*Task description:* Reproduce every entry exactly.

>>>

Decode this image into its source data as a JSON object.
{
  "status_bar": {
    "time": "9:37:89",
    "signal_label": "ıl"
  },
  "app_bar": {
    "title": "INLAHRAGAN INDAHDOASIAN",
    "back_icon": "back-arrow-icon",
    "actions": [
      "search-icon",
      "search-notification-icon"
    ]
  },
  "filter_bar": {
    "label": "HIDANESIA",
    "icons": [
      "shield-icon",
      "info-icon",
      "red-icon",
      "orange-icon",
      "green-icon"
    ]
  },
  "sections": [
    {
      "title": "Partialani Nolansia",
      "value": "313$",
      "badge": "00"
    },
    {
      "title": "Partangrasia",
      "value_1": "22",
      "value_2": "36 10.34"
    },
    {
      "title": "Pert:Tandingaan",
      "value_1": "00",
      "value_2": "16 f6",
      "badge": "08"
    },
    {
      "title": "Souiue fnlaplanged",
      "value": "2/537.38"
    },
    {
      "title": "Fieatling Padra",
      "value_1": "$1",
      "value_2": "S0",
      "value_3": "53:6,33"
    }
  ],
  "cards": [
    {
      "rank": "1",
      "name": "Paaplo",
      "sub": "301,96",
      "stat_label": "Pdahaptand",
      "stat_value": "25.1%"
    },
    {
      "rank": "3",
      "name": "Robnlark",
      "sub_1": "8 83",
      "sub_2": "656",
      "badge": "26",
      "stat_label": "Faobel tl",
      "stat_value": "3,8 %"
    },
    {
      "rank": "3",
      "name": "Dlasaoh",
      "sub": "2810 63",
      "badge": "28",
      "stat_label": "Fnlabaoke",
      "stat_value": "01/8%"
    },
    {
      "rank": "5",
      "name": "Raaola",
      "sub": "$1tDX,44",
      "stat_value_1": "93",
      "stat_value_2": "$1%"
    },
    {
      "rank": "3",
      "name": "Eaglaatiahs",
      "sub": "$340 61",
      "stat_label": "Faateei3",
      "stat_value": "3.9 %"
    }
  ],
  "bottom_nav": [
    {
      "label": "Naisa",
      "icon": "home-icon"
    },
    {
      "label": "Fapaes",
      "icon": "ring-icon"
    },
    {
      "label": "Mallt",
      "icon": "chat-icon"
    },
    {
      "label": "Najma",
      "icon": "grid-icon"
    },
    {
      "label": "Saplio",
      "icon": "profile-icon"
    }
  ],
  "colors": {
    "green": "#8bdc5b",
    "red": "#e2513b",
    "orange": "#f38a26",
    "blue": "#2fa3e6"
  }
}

<<<

*Result of this exercise:*
Decode this image into its source data as a JSON object.
{
  "status_bar": {
    "time": "9:37:89",
    "signal_label": "ıl"
  },
  "app_bar": {
    "title": "INLAHRAGAN INDAHDOASIAN",
    "back_icon": "back-arrow-icon",
    "actions": [
      "search-icon",
      "search-notification-icon"
    ]
  },
  "filter_bar": {
    "label": "HIDANESIA",
    "icons": [
      "shield-icon",
      "info-icon",
      "red-icon",
      "orange-icon",
      "green-icon"
    ]
  },
  "sections": [
    {
      "title": "Partialani Nolansia",
      "value": "313$",
      "badge": "00"
    },
    {
      "title": "Partangrasia",
      "value_1": "22",
      "value_2": "36 10.34"
    },
    {
      "title": "Pert:Tandingaan",
      "value_1": "00",
      "value_2": "16 f6",
      "badge": "08"
    },
    {
      "title": "Souiue fnlaplanged",
      "value": "2/537.38"
    },
    {
      "title": "Fieatling Padra",
      "value_1": "$1",
      "value_2": "S0",
      "value_3": "53:6,33"
    }
  ],
  "cards": [
    {
      "rank": "1",
      "name": "Paaplo",
      "sub": "301,96",
      "stat_label": "Pdahaptand",
      "stat_value": "25.1%"
    },
    {
      "rank": "3",
      "name": "Robnlark",
      "sub_1": "8 83",
      "sub_2": "656",
      "badge": "26",
      "stat_label": "Faobel tl",
      "stat_value": "3,8 %"
    },
    {
      "rank": "3",
      "name": "Dlasaoh",
      "sub": "2810 63",
      "badge": "28",
      "stat_label": "Fnlabaoke",
      "stat_value": "01/8%"
    },
    {
      "rank": "5",
      "name": "Raaola",
      "sub": "$1tDX,44",
      "stat_value_1": "93",
      "stat_value_2": "$1%"
    },
    {
      "rank": "3",
      "name": "Eaglaatiahs",
      "sub": "$340 61",
      "stat_label": "Faateei3",
      "stat_value": "3.9 %"
    }
  ],
  "bottom_nav": [
    {
      "label": "Naisa",
      "icon": "home-icon"
    },
    {
      "label": "Fapaes",
      "icon": "ring-icon"
    },
    {
      "label": "Mallt",
      "icon": "chat-icon"
    },
    {
      "label": "Najma",
      "icon": "grid-icon"
    },
    {
      "label": "Saplio",
      "icon": "profile-icon"
    }
  ],
  "colors": {
    "green": "#8bdc5b",
    "red": "#e2513b",
    "orange": "#f38a26",
    "blue": "#2fa3e6"
  }
}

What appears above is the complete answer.